Given instruction: Extract the full listing below without altering a single character.
>>>
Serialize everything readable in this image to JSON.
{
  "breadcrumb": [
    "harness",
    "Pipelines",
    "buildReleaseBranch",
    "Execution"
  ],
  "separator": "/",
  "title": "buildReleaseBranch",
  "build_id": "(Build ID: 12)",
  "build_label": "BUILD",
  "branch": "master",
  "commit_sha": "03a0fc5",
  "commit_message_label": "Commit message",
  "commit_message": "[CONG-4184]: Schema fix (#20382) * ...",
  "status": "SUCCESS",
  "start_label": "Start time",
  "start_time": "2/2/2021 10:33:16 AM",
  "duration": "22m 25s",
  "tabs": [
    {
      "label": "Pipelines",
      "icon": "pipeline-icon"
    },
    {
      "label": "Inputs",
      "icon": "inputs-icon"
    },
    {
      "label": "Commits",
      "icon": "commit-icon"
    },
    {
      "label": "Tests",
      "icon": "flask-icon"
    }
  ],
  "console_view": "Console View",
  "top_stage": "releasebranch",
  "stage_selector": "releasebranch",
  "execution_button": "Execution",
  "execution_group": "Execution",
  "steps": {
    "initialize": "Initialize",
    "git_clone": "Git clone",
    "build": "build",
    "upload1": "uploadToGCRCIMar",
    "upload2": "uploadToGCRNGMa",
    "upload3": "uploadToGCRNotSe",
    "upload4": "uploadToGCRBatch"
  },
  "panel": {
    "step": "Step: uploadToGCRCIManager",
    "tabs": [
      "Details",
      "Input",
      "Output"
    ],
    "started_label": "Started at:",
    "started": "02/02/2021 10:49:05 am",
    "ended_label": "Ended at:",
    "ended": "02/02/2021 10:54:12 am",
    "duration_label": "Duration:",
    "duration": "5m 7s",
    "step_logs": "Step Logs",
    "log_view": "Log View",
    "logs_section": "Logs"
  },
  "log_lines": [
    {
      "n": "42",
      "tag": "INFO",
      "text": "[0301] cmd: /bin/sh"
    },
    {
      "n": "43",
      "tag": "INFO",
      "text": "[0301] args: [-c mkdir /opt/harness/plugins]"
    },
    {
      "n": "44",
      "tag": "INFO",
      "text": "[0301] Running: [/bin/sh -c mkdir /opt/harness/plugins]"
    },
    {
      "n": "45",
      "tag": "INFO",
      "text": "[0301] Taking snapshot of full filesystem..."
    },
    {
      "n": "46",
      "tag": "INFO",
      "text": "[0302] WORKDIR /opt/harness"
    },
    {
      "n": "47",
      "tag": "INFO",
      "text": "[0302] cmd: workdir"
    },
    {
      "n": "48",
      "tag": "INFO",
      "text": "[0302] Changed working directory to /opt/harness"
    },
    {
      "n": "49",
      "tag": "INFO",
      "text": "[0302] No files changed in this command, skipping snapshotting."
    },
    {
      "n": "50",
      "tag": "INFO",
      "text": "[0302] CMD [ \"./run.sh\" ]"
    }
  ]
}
<<<
Result:
Serialize everything readable in this image to JSON.
{
  "breadcrumb": [
    "harness",
    "Pipelines",
    "buildReleaseBranch",
    "Execution"
  ],
  "separator": "/",
  "title": "buildReleaseBranch",
  "build_id": "(Build ID: 12)",
  "build_label": "BUILD",
  "branch": "master",
  "commit_sha": "03a0fc5",
  "commit_message_label": "Commit message",
  "commit_message": "[CONG-4184]: Schema fix (#20382) * ...",
  "status": "SUCCESS",
  "start_label": "Start time",
  "start_time": "2/2/2021 10:33:16 AM",
  "duration": "22m 25s",
  "tabs": [
    {
      "label": "Pipelines",
      "icon": "pipeline-icon"
    },
    {
      "label": "Inputs",
      "icon": "inputs-icon"
    },
    {
      "label": "Commits",
      "icon": "commit-icon"
    },
    {
      "label": "Tests",
      "icon": "flask-icon"
    }
  ],
  "console_view": "Console View",
  "top_stage": "releasebranch",
  "stage_selector": "releasebranch",
  "execution_button": "Execution",
  "execution_group": "Execution",
  "steps": {
    "initialize": "Initialize",
    "git_clone": "Git clone",
    "build": "build",
    "upload1": "uploadToGCRCIMar",
    "upload2": "uploadToGCRNGMa",
    "upload3": "uploadToGCRNotSe",
    "upload4": "uploadToGCRBatch"
  },
  "panel": {
    "step": "Step: uploadToGCRCIManager",
    "tabs": [
      "Details",
      "Input",
      "Output"
    ],
    "started_label": "Started at:",
    "started": "02/02/2021 10:49:05 am",
    "ended_label": "Ended at:",
    "ended": "02/02/2021 10:54:12 am",
    "duration_label": "Duration:",
    "duration": "5m 7s",
    "step_logs": "Step Logs",
    "log_view": "Log View",
    "logs_section": "Logs"
  },
  "log_lines": [
    {
      "n": "42",
      "tag": "INFO",
      "text": "[0301] cmd: /bin/sh"
    },
    {
      "n": "43",
      "tag": "INFO",
      "text": "[0301] args: [-c mkdir /opt/harness/plugins]"
    },
    {
      "n": "44",
      "tag": "INFO",
      "text": "[0301] Running: [/bin/sh -c mkdir /opt/harness/plugins]"
    },
    {
      "n": "45",
      "tag": "INFO",
      "text": "[0301] Taking snapshot of full filesystem..."
    },
    {
      "n": "46",
      "tag": "INFO",
      "text": "[0302] WORKDIR /opt/harness"
    },
    {
      "n": "47",
      "tag": "INFO",
      "text": "[0302] cmd: workdir"
    },
    {
      "n": "48",
      "tag": "INFO",
      "text": "[0302] Changed working directory to /opt/harness"
    },
    {
      "n": "49",
      "tag": "INFO",
      "text": "[0302] No files changed in this command, skipping snapshotting."
    },
    {
      "n": "50",
      "tag": "INFO",
      "text": "[0302] CMD [ \"./run.sh\" ]"
    }
  ]
}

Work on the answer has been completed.